▼▼▼

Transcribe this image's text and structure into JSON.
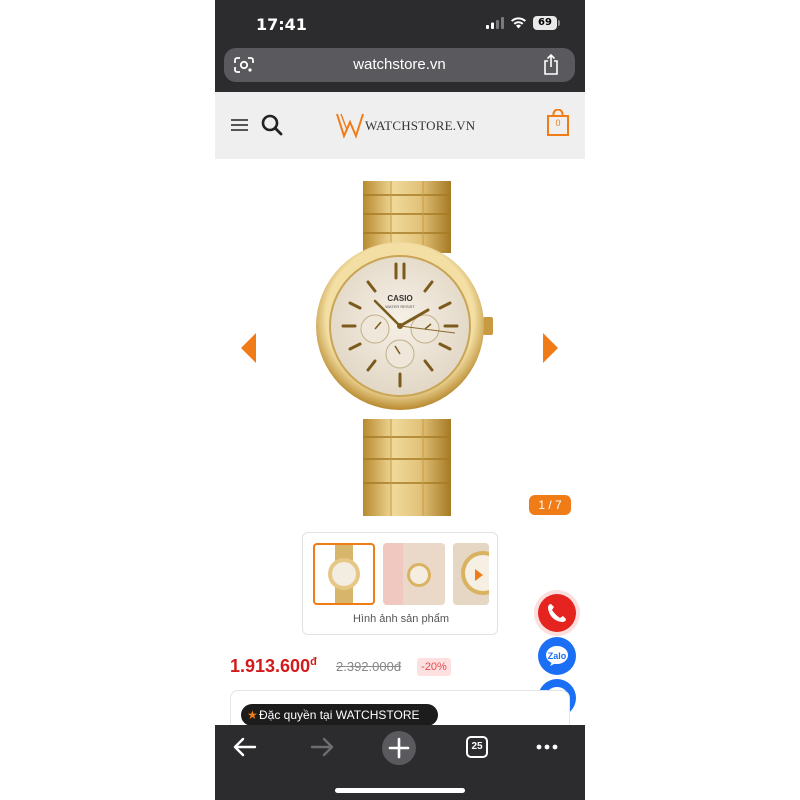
{
  "status_bar": {
    "time": "17:41",
    "battery_level": "69",
    "icons": [
      "cellular-signal-icon",
      "wifi-icon",
      "battery-icon"
    ]
  },
  "browser": {
    "url": "watchstore.vn",
    "icons": [
      "google-lens-icon",
      "share-icon"
    ]
  },
  "site_header": {
    "logo_text": "WATCHSTORE.VN",
    "cart_count": "0",
    "icons": [
      "hamburger-menu-icon",
      "search-icon",
      "watchstore-logo-icon",
      "shopping-bag-icon"
    ]
  },
  "gallery": {
    "counter": "1 / 7",
    "thumbnail_caption": "Hình ảnh sản phẩm",
    "icons": [
      "previous-arrow-icon",
      "next-arrow-icon",
      "thumbnail-next-icon"
    ]
  },
  "product": {
    "price": "1.913.600",
    "price_currency": "đ",
    "old_price": "2.392.000đ",
    "discount": "-20%",
    "privilege_label": "Đặc quyền tại WATCHSTORE"
  },
  "contact_buttons": {
    "zalo_label": "Zalo",
    "icons": [
      "phone-icon",
      "zalo-icon",
      "messenger-icon"
    ]
  },
  "toolbar": {
    "tab_count": "25",
    "icons": [
      "back-arrow-icon",
      "forward-arrow-icon",
      "new-tab-icon",
      "tabs-icon",
      "more-icon"
    ]
  },
  "colors": {
    "accent": "#f07c18",
    "price_red": "#d41a1a",
    "browser_chrome": "#2c2c2e",
    "call_red": "#e5231f",
    "social_blue": "#1b6ff5"
  }
}
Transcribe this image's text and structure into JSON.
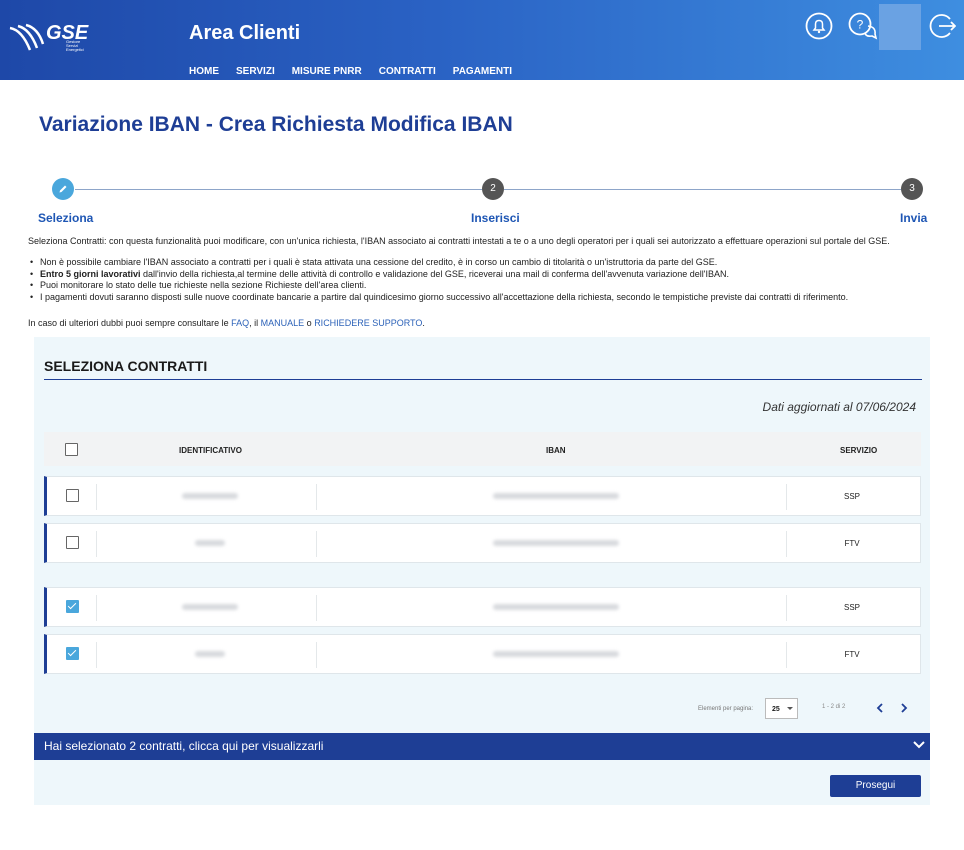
{
  "header": {
    "logo_text": "GSE",
    "logo_subtext": "Gestore Servizi Energetici",
    "title": "Area Clienti",
    "nav": [
      "HOME",
      "SERVIZI",
      "MISURE PNRR",
      "CONTRATTI",
      "PAGAMENTI"
    ],
    "icons": [
      "bell-icon",
      "help-chat-icon",
      "logout-icon"
    ]
  },
  "page": {
    "title": "Variazione IBAN - Crea Richiesta Modifica IBAN"
  },
  "stepper": {
    "steps": [
      {
        "number": "1",
        "label": "Seleziona",
        "state": "active"
      },
      {
        "number": "2",
        "label": "Inserisci",
        "state": "pending"
      },
      {
        "number": "3",
        "label": "Invia",
        "state": "pending"
      }
    ]
  },
  "intro": "Seleziona Contratti: con questa funzionalità puoi modificare, con un'unica richiesta, l'IBAN associato ai contratti intestati a te o a uno degli operatori per i quali sei autorizzato a effettuare operazioni sul portale del GSE.",
  "bullets": {
    "b1": "Non è possibile cambiare l'IBAN associato a contratti per i quali è stata attivata una cessione del credito, è in corso un cambio di titolarità o un'istruttoria da parte del GSE.",
    "b2_bold": "Entro 5 giorni lavorativi",
    "b2_rest": " dall'invio della richiesta,al termine delle attività di controllo e validazione del GSE, riceverai una mail di conferma dell'avvenuta variazione dell'IBAN.",
    "b3": "Puoi monitorare lo stato delle tue richieste nella sezione Richieste dell'area clienti.",
    "b4": "I pagamenti dovuti saranno disposti sulle nuove coordinate bancarie a partire dal quindicesimo giorno successivo all'accettazione della richiesta, secondo le tempistiche previste dai contratti di riferimento."
  },
  "help": {
    "prefix": "In caso di ulteriori dubbi puoi sempre consultare le ",
    "faq": "FAQ",
    "sep1": ", il ",
    "manual": "MANUALE",
    "sep2": " o ",
    "support": "RICHIEDERE SUPPORTO",
    "suffix": "."
  },
  "panel": {
    "title": "SELEZIONA CONTRATTI",
    "updated": "Dati aggiornati al 07/06/2024",
    "columns": [
      "IDENTIFICATIVO",
      "IBAN",
      "SERVIZIO"
    ],
    "available_rows": [
      {
        "checked": false,
        "servizio": "SSP"
      },
      {
        "checked": false,
        "servizio": "FTV"
      }
    ],
    "selected_rows": [
      {
        "checked": true,
        "servizio": "SSP"
      },
      {
        "checked": true,
        "servizio": "FTV"
      }
    ],
    "pagination": {
      "label": "Elementi per pagina:",
      "page_size": "25",
      "range": "1 - 2 di 2"
    },
    "selection_bar": "Hai selezionato 2 contratti, clicca qui per visualizzarli",
    "next_button": "Prosegui"
  },
  "colors": {
    "primary": "#1e3e95",
    "accent": "#4aa7dc",
    "panel_bg": "#eef7fb"
  }
}
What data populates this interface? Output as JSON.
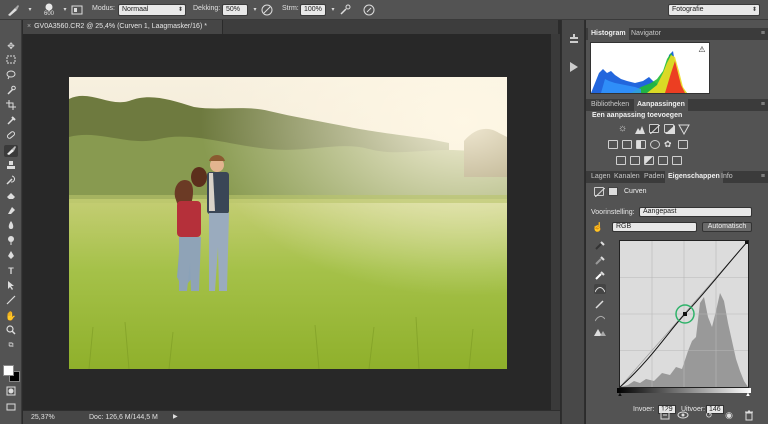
{
  "options_bar": {
    "brush_size": "600",
    "mode_label": "Modus:",
    "mode_value": "Normaal",
    "opacity_label": "Dekking:",
    "opacity_value": "50%",
    "flow_label": "Strm:",
    "flow_value": "100%",
    "workspace": "Fotografie"
  },
  "document": {
    "tab_title": "GV0A3560.CR2 @ 25,4% (Curven 1, Laagmasker/16) *",
    "zoom": "25,37%",
    "doc_size": "Doc: 126,6 M/144,5 M"
  },
  "panels": {
    "group1_tabs": [
      "Histogram",
      "Navigator"
    ],
    "group2_tabs": [
      "Bibliotheken",
      "Aanpassingen"
    ],
    "add_adjustment": "Een aanpassing toevoegen",
    "group3_tabs": [
      "Lagen",
      "Kanalen",
      "Paden",
      "Eigenschappen",
      "Info"
    ],
    "properties": {
      "title": "Curven",
      "preset_label": "Voorinstelling:",
      "preset_value": "Aangepast",
      "channel": "RGB",
      "auto_button": "Automatisch",
      "input_label": "Invoer:",
      "input_value": "129",
      "output_label": "Uitvoer:",
      "output_value": "146"
    }
  },
  "icons": {
    "tools": [
      "move-icon",
      "marquee-icon",
      "lasso-icon",
      "quick-select-icon",
      "crop-icon",
      "eyedropper-icon",
      "healing-icon",
      "brush-icon",
      "clone-stamp-icon",
      "history-brush-icon",
      "eraser-icon",
      "gradient-icon",
      "blur-icon",
      "dodge-icon",
      "pen-icon",
      "type-icon",
      "path-select-icon",
      "line-icon",
      "hand-icon",
      "zoom-icon"
    ]
  },
  "colors": {
    "foreground": "#ffffff",
    "background": "#000000",
    "curve_point_highlight": "#2fb36a"
  }
}
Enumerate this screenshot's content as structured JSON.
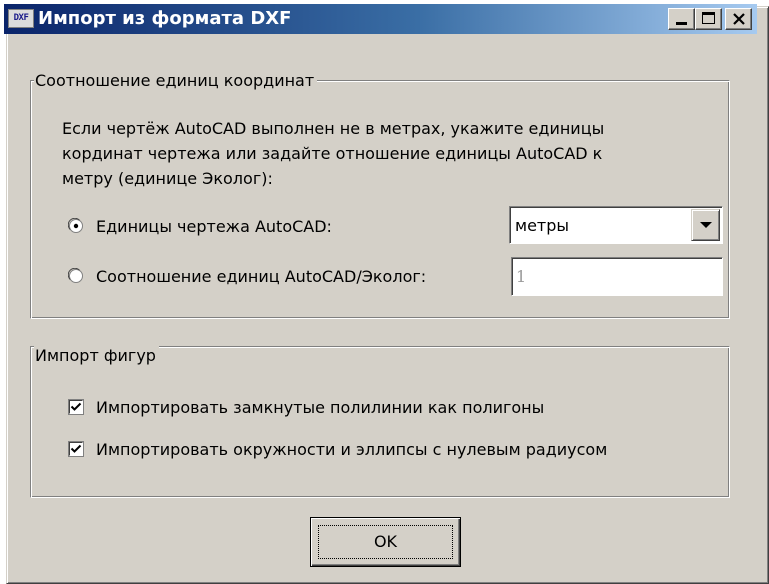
{
  "window": {
    "title": "Импорт из формата DXF",
    "icon_label": "DXF",
    "controls": [
      "minimize-icon",
      "maximize-icon",
      "close-icon"
    ]
  },
  "units_group": {
    "legend": "Соотношение единиц координат",
    "description_lines": [
      "Если чертёж AutoCAD выполнен не в метрах, укажите единицы",
      "кординат чертежа или задайте отношение единицы AutoCAD к",
      "метру (единице Эколог):"
    ],
    "option_units": {
      "label": "Единицы чертежа AutoCAD:",
      "selected": true
    },
    "units_select": {
      "value": "метры"
    },
    "option_ratio": {
      "label": "Соотношение единиц AutoCAD/Эколог:",
      "selected": false
    },
    "ratio_input": {
      "value": "1",
      "disabled": true
    }
  },
  "shapes_group": {
    "legend": "Импорт фигур",
    "checkbox_polylines": {
      "label": "Импортировать замкнутые полилинии как полигоны",
      "checked": true
    },
    "checkbox_circles": {
      "label": "Импортировать окружности и эллипсы с нулевым радиусом",
      "checked": true
    }
  },
  "buttons": {
    "ok_label": "OK"
  },
  "colors": {
    "dialog_face": "#d4d0c8",
    "title_start": "#0a246a",
    "title_end": "#a6caf0",
    "disabled_text": "#9a9a9a"
  }
}
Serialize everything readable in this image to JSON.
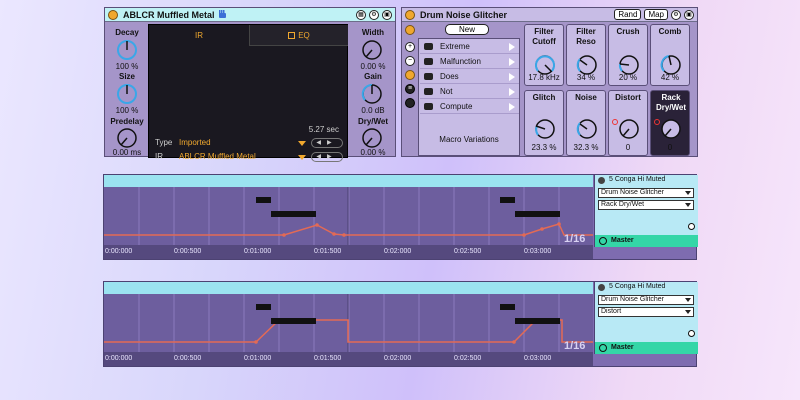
{
  "reverb": {
    "title": "ABLCR Muffled Metal",
    "knobs": [
      {
        "label": "Decay",
        "value": "100 %"
      },
      {
        "label": "Size",
        "value": "100 %"
      },
      {
        "label": "Predelay",
        "value": "0.00 ms"
      },
      {
        "label": "Width",
        "value": "0.00 %"
      },
      {
        "label": "Gain",
        "value": "0.0 dB"
      },
      {
        "label": "Dry/Wet",
        "value": "0.00 %"
      }
    ],
    "tabs": [
      "IR",
      "EQ"
    ],
    "duration": "5.27 sec",
    "type_label": "Type",
    "type_value": "Imported",
    "ir_label": "IR",
    "ir_value": "ABLCR Muffled Metal"
  },
  "glitch": {
    "title": "Drum Noise Glitcher",
    "rand_label": "Rand",
    "map_label": "Map",
    "new_label": "New",
    "presets": [
      "Extreme",
      "Malfunction",
      "Does",
      "Not",
      "Compute"
    ],
    "macro_variations_label": "Macro Variations",
    "macros": [
      {
        "label": "Filter Cutoff",
        "value": "17.8 kHz"
      },
      {
        "label": "Filter Reso",
        "value": "34 %"
      },
      {
        "label": "Crush",
        "value": "20 %"
      },
      {
        "label": "Comb",
        "value": "42 %"
      },
      {
        "label": "Glitch",
        "value": "23.3 %"
      },
      {
        "label": "Noise",
        "value": "32.3 %"
      },
      {
        "label": "Distort",
        "value": "0"
      },
      {
        "label": "Rack Dry/Wet",
        "value": "0"
      }
    ]
  },
  "clips": [
    {
      "track": "5 Conga Hi Muted",
      "device": "Drum Noise Glitcher",
      "parameter": "Rack Dry/Wet",
      "quantize": "1/16",
      "master": "Master",
      "ticks": [
        "0:00:000",
        "0:00:500",
        "0:01:000",
        "0:01:500",
        "0:02:000",
        "0:02:500",
        "0:03:000"
      ]
    },
    {
      "track": "5 Conga Hi Muted",
      "device": "Drum Noise Glitcher",
      "parameter": "Distort",
      "quantize": "1/16",
      "master": "Master",
      "ticks": [
        "0:00:000",
        "0:00:500",
        "0:01:000",
        "0:01:500",
        "0:02:000",
        "0:02:500",
        "0:03:000"
      ]
    }
  ],
  "colors": {
    "accent_orange": "#f0a82e",
    "knob_blue": "#3aa7e8",
    "header_cyan": "#bff2f5",
    "master_green": "#34d6a7",
    "automation": "#e36a55"
  }
}
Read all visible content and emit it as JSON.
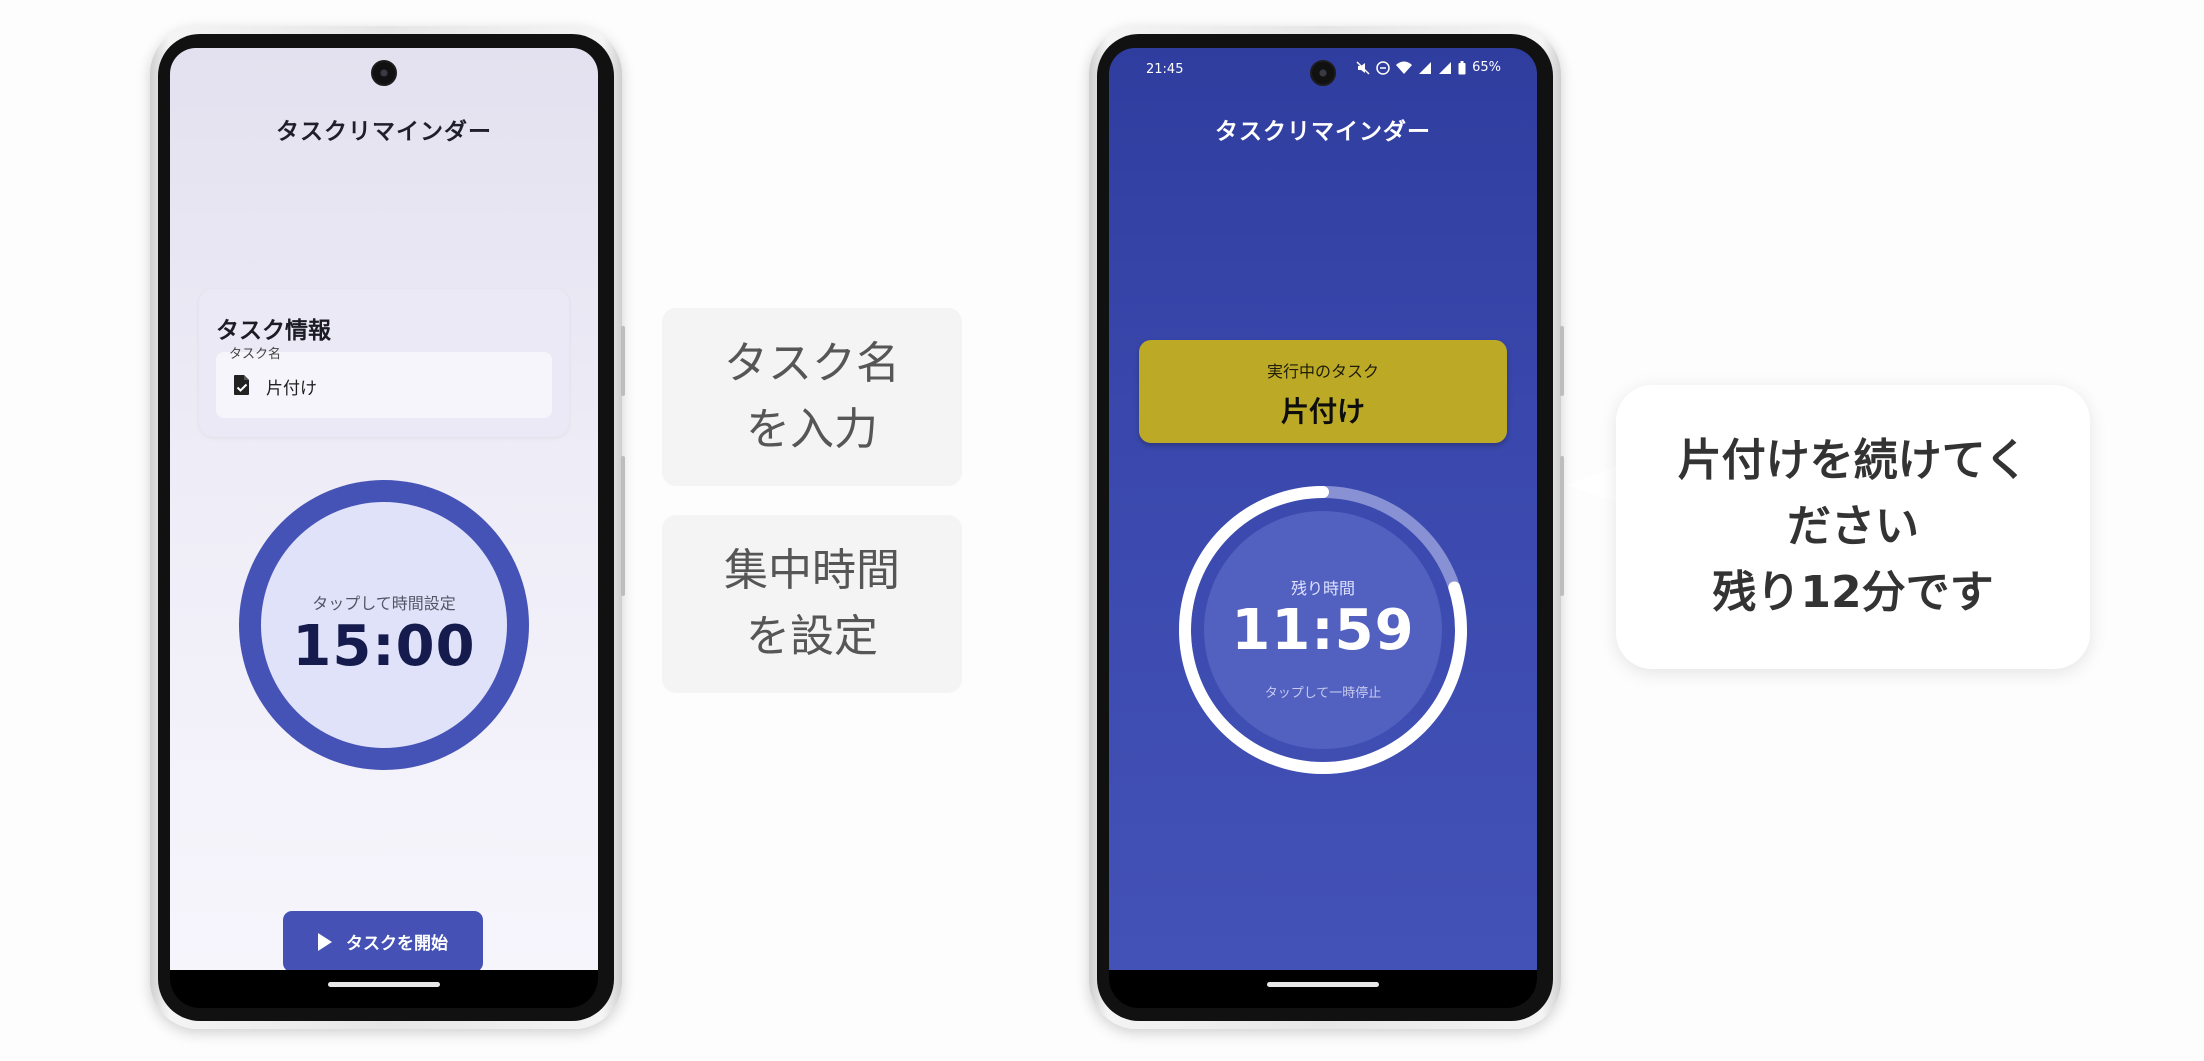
{
  "left_phone": {
    "app_title": "タスクリマインダー",
    "task_card": {
      "title": "タスク情報",
      "field_label": "タスク名",
      "field_icon": "task-file-icon",
      "field_value": "片付け"
    },
    "timer": {
      "caption": "タップして時間設定",
      "time": "15:00"
    },
    "start_button": {
      "icon": "play-icon",
      "label": "タスクを開始"
    }
  },
  "captions": {
    "step1_line1": "タスク名",
    "step1_line2": "を入力",
    "step2_line1": "集中時間",
    "step2_line2": "を設定"
  },
  "right_phone": {
    "status_bar": {
      "time": "21:45",
      "battery": "65%"
    },
    "app_title": "タスクリマインダー",
    "running_card": {
      "label": "実行中のタスク",
      "task_name": "片付け"
    },
    "timer": {
      "caption": "残り時間",
      "time": "11:59",
      "hint": "タップして一時停止",
      "progress_fraction_elapsed": 0.2
    }
  },
  "bubble": {
    "line1": "片付けを続けてく",
    "line2": "ださい",
    "line3": "残り12分です"
  },
  "colors": {
    "primary": "#4551b4",
    "running_card": "#bcaa26",
    "right_background": "#3a48ad"
  }
}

▲▲▲

» Directive
Select every line above that contains the word "quali", and copy it.

» Problem solution
  "intro": "Seleziona Contratti: con questa funzionalità puoi modificare, con un'unica richiesta, l'IBAN associato ai contratti intestati a te o a uno degli operatori per i quali sei autorizzato a effettuare operazioni sul portale del GSE.",
    "b1": "Non è possibile cambiare l'IBAN associato a contratti per i quali è stata attivata una cessione del credito, è in corso un cambio di titolarità o un'istruttoria da parte del GSE.",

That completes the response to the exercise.